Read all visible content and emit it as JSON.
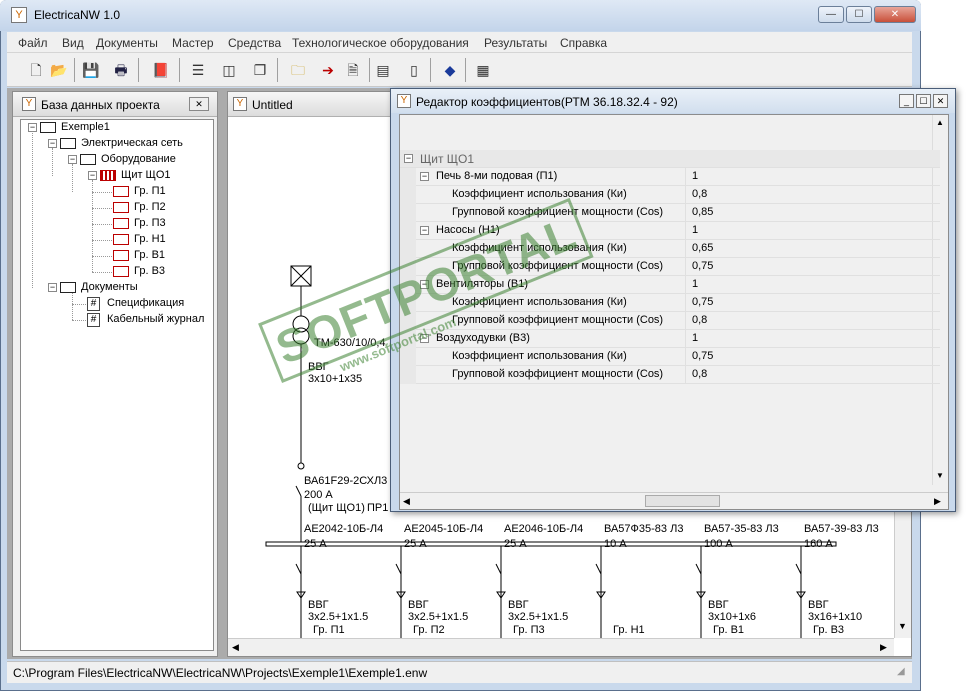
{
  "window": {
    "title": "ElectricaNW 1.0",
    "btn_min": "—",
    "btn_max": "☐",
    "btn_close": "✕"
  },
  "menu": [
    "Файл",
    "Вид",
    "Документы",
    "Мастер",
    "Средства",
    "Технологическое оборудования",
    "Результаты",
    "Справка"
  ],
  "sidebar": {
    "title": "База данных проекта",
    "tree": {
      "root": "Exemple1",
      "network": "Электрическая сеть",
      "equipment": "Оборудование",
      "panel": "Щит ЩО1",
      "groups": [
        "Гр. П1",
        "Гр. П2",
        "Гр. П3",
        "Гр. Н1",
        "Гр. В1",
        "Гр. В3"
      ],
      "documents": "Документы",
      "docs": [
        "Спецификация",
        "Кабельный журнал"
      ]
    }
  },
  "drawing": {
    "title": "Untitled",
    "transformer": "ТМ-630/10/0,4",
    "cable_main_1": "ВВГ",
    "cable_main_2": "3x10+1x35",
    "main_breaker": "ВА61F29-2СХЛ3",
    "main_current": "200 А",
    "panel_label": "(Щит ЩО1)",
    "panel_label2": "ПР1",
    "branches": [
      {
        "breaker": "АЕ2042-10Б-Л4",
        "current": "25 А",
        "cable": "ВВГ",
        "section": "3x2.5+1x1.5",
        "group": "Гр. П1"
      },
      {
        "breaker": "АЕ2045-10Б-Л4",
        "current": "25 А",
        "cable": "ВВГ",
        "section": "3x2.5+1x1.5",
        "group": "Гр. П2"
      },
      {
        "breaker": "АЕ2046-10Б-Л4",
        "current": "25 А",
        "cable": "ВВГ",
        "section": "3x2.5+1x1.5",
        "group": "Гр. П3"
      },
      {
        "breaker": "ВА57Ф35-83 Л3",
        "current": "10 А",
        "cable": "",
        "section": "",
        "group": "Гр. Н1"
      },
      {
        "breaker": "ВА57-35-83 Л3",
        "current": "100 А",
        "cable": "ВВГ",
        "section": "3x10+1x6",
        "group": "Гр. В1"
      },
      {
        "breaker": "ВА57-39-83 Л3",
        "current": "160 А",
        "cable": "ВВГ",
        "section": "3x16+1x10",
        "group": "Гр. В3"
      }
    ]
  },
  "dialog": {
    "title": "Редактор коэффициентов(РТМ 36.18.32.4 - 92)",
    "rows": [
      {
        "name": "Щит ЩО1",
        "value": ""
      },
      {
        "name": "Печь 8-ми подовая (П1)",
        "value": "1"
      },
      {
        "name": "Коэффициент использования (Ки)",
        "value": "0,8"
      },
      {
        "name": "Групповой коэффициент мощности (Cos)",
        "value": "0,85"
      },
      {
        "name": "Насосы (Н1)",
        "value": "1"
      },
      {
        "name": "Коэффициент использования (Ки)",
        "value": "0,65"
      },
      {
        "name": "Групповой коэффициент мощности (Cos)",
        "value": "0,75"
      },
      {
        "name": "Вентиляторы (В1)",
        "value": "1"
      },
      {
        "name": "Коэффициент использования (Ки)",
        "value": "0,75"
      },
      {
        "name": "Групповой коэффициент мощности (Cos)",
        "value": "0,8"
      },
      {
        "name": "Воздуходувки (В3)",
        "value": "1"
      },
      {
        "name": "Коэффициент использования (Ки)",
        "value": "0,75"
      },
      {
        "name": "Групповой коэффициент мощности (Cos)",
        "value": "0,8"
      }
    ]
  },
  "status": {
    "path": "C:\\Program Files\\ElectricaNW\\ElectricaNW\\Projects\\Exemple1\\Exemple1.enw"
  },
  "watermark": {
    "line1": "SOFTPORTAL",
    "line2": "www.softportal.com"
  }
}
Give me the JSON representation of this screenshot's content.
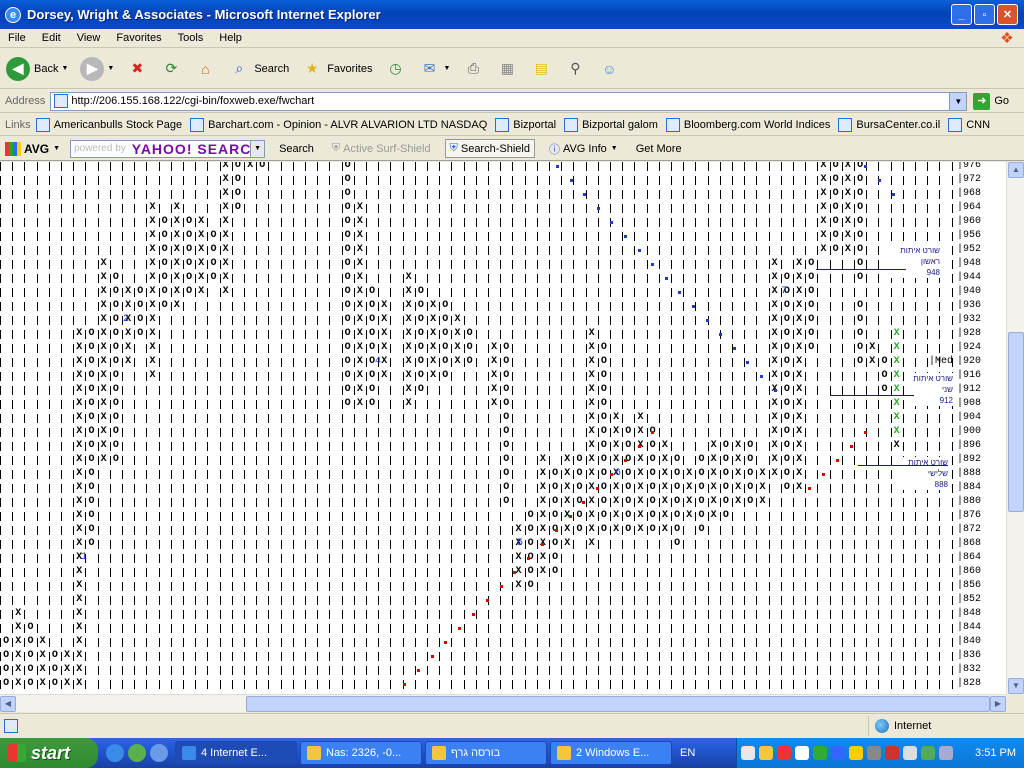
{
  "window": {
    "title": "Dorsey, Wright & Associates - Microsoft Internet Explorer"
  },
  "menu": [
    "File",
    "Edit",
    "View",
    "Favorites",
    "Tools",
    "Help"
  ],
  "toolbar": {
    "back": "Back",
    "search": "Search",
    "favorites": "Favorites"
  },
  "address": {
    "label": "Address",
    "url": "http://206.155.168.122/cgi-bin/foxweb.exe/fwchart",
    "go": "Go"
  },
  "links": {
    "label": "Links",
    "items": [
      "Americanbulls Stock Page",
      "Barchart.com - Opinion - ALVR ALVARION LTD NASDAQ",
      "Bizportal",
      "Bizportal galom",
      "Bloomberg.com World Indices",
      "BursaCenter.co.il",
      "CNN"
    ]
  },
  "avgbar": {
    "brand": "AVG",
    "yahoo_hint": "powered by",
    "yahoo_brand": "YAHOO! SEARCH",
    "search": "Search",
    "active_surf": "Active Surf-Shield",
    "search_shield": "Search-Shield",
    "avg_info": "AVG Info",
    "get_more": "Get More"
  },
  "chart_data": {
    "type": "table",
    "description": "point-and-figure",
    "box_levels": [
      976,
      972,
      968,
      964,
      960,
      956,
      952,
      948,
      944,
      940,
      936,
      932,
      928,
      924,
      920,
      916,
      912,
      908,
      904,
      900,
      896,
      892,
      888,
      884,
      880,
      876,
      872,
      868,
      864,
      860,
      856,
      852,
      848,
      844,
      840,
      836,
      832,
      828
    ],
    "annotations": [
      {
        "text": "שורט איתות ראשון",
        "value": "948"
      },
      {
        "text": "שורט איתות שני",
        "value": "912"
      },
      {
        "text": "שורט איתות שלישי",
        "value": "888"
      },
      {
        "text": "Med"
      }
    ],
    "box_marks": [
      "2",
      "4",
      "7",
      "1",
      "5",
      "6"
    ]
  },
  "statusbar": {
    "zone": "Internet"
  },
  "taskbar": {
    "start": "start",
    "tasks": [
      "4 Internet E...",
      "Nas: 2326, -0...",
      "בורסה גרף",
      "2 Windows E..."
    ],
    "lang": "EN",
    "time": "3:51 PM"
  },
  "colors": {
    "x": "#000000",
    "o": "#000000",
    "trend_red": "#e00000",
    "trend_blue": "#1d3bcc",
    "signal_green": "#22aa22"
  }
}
===============
Directive
Pull every line containing the word "ElectricaNW" out of the material and copy it.

Solution
    "title": "ElectricaNW 1.0",
    "path": "C:\\Program Files\\ElectricaNW\\ElectricaNW\\Projects\\Exemple1\\Exemple1.enw"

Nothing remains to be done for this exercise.